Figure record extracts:
↓

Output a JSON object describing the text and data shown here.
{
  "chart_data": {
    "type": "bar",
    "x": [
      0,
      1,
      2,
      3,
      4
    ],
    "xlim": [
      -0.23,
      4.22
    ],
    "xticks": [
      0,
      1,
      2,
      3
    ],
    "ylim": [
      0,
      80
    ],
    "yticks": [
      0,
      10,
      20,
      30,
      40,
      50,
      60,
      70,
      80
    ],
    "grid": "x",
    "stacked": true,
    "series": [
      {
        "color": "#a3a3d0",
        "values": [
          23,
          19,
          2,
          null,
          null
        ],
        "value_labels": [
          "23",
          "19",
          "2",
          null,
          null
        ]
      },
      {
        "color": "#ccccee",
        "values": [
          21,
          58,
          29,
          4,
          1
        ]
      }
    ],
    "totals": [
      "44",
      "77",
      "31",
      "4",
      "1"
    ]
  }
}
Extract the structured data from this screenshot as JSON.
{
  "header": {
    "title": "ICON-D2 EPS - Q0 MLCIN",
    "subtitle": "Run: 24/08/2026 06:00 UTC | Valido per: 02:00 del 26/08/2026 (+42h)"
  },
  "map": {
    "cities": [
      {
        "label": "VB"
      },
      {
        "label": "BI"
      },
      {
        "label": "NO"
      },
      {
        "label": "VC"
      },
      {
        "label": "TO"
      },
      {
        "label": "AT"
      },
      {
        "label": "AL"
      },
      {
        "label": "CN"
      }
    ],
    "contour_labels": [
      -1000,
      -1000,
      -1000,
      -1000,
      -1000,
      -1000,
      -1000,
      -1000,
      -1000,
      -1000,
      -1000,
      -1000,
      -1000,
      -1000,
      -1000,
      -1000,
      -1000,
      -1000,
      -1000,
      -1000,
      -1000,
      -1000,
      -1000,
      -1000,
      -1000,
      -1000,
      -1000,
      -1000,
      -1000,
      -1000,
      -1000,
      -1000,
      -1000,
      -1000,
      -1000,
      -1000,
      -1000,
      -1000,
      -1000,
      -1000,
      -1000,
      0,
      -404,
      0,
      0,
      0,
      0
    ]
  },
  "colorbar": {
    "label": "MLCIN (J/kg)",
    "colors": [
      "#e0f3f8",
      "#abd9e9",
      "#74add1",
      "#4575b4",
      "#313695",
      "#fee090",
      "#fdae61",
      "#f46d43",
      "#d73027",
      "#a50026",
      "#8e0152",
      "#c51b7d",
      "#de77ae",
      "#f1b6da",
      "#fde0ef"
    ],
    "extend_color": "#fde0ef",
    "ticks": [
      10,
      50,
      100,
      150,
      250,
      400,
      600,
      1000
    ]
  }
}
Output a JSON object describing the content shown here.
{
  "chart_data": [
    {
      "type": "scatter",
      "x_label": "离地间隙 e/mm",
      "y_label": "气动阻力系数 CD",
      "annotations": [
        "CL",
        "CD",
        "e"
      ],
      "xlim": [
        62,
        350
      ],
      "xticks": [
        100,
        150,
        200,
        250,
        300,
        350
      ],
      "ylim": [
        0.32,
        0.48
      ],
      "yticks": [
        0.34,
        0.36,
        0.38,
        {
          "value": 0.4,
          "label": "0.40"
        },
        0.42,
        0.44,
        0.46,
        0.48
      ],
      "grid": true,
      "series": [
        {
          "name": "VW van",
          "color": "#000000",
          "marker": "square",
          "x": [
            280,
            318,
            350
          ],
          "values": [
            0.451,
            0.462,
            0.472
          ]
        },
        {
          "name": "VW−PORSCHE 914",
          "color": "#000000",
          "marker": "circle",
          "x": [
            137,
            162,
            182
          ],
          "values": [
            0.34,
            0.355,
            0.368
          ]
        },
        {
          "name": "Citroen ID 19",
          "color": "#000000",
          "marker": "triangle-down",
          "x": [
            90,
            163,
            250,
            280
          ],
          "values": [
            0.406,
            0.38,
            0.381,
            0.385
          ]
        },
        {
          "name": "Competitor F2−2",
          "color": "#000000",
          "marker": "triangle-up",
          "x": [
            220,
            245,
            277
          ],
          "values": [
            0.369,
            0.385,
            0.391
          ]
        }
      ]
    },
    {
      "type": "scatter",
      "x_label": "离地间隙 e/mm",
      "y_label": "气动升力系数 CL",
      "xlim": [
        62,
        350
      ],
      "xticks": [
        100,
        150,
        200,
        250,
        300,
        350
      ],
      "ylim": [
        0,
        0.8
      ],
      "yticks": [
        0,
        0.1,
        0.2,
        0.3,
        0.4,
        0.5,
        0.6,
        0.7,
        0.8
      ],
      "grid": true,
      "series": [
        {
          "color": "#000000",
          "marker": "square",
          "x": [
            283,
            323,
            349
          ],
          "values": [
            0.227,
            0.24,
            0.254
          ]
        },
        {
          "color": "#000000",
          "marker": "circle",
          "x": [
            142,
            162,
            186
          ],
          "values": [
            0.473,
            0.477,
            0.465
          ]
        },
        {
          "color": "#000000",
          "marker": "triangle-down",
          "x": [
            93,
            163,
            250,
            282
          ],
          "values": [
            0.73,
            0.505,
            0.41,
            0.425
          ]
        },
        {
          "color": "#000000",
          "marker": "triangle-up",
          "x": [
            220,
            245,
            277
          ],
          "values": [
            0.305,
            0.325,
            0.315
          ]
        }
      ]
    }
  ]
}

↑

[Short problem]:
Transcribe all entries exactly as they are given.

[Expected answer]:
Output a JSON object describing the text and data shown here.
{
  "chart_data": {
    "type": "bar",
    "x": [
      0,
      1,
      2,
      3,
      4
    ],
    "xlim": [
      -0.23,
      4.22
    ],
    "xticks": [
      0,
      1,
      2,
      3
    ],
    "ylim": [
      0,
      80
    ],
    "yticks": [
      0,
      10,
      20,
      30,
      40,
      50,
      60,
      70,
      80
    ],
    "grid": "x",
    "stacked": true,
    "series": [
      {
        "color": "#a3a3d0",
        "values": [
          23,
          19,
          2,
          null,
          null
        ],
        "value_labels": [
          "23",
          "19",
          "2",
          null,
          null
        ]
      },
      {
        "color": "#ccccee",
        "values": [
          21,
          58,
          29,
          4,
          1
        ]
      }
    ],
    "totals": [
      "44",
      "77",
      "31",
      "4",
      "1"
    ]
  }
}
Extract the structured data from this screenshot as JSON.
{
  "header": {
    "title": "ICON-D2 EPS - Q0 MLCIN",
    "subtitle": "Run: 24/08/2026 06:00 UTC | Valido per: 02:00 del 26/08/2026 (+42h)"
  },
  "map": {
    "cities": [
      {
        "label": "VB"
      },
      {
        "label": "BI"
      },
      {
        "label": "NO"
      },
      {
        "label": "VC"
      },
      {
        "label": "TO"
      },
      {
        "label": "AT"
      },
      {
        "label": "AL"
      },
      {
        "label": "CN"
      }
    ],
    "contour_labels": [
      -1000,
      -1000,
      -1000,
      -1000,
      -1000,
      -1000,
      -1000,
      -1000,
      -1000,
      -1000,
      -1000,
      -1000,
      -1000,
      -1000,
      -1000,
      -1000,
      -1000,
      -1000,
      -1000,
      -1000,
      -1000,
      -1000,
      -1000,
      -1000,
      -1000,
      -1000,
      -1000,
      -1000,
      -1000,
      -1000,
      -1000,
      -1000,
      -1000,
      -1000,
      -1000,
      -1000,
      -1000,
      -1000,
      -1000,
      -1000,
      -1000,
      0,
      -404,
      0,
      0,
      0,
      0
    ]
  },
  "colorbar": {
    "label": "MLCIN (J/kg)",
    "colors": [
      "#e0f3f8",
      "#abd9e9",
      "#74add1",
      "#4575b4",
      "#313695",
      "#fee090",
      "#fdae61",
      "#f46d43",
      "#d73027",
      "#a50026",
      "#8e0152",
      "#c51b7d",
      "#de77ae",
      "#f1b6da",
      "#fde0ef"
    ],
    "extend_color": "#fde0ef",
    "ticks": [
      10,
      50,
      100,
      150,
      250,
      400,
      600,
      1000
    ]
  }
}
Output a JSON object describing the content shown here.
{
  "chart_data": [
    {
      "type": "scatter",
      "x_label": "离地间隙 e/mm",
      "y_label": "气动阻力系数 CD",
      "annotations": [
        "CL",
        "CD",
        "e"
      ],
      "xlim": [
        62,
        350
      ],
      "xticks": [
        100,
        150,
        200,
        250,
        300,
        350
      ],
      "ylim": [
        0.32,
        0.48
      ],
      "yticks": [
        0.34,
        0.36,
        0.38,
        {
          "value": 0.4,
          "label": "0.40"
        },
        0.42,
        0.44,
        0.46,
        0.48
      ],
      "grid": true,
      "series": [
        {
          "name": "VW van",
          "color": "#000000",
          "marker": "square",
          "x": [
            280,
            318,
            350
          ],
          "values": [
            0.451,
            0.462,
            0.472
          ]
        },
        {
          "name": "VW−PORSCHE 914",
          "color": "#000000",
          "marker": "circle",
          "x": [
            137,
            162,
            182
          ],
          "values": [
            0.34,
            0.355,
            0.368
          ]
        },
        {
          "name": "Citroen ID 19",
          "color": "#000000",
          "marker": "triangle-down",
          "x": [
            90,
            163,
            250,
            280
          ],
          "values": [
            0.406,
            0.38,
            0.381,
            0.385
          ]
        },
        {
          "name": "Competitor F2−2",
          "color": "#000000",
          "marker": "triangle-up",
          "x": [
            220,
            245,
            277
          ],
          "values": [
            0.369,
            0.385,
            0.391
          ]
        }
      ]
    },
    {
      "type": "scatter",
      "x_label": "离地间隙 e/mm",
      "y_label": "气动升力系数 CL",
      "xlim": [
        62,
        350
      ],
      "xticks": [
        100,
        150,
        200,
        250,
        300,
        350
      ],
      "ylim": [
        0,
        0.8
      ],
      "yticks": [
        0,
        0.1,
        0.2,
        0.3,
        0.4,
        0.5,
        0.6,
        0.7,
        0.8
      ],
      "grid": true,
      "series": [
        {
          "color": "#000000",
          "marker": "square",
          "x": [
            283,
            323,
            349
          ],
          "values": [
            0.227,
            0.24,
            0.254
          ]
        },
        {
          "color": "#000000",
          "marker": "circle",
          "x": [
            142,
            162,
            186
          ],
          "values": [
            0.473,
            0.477,
            0.465
          ]
        },
        {
          "color": "#000000",
          "marker": "triangle-down",
          "x": [
            93,
            163,
            250,
            282
          ],
          "values": [
            0.73,
            0.505,
            0.41,
            0.425
          ]
        },
        {
          "color": "#000000",
          "marker": "triangle-up",
          "x": [
            220,
            245,
            277
          ],
          "values": [
            0.305,
            0.325,
            0.315
          ]
        }
      ]
    }
  ]
}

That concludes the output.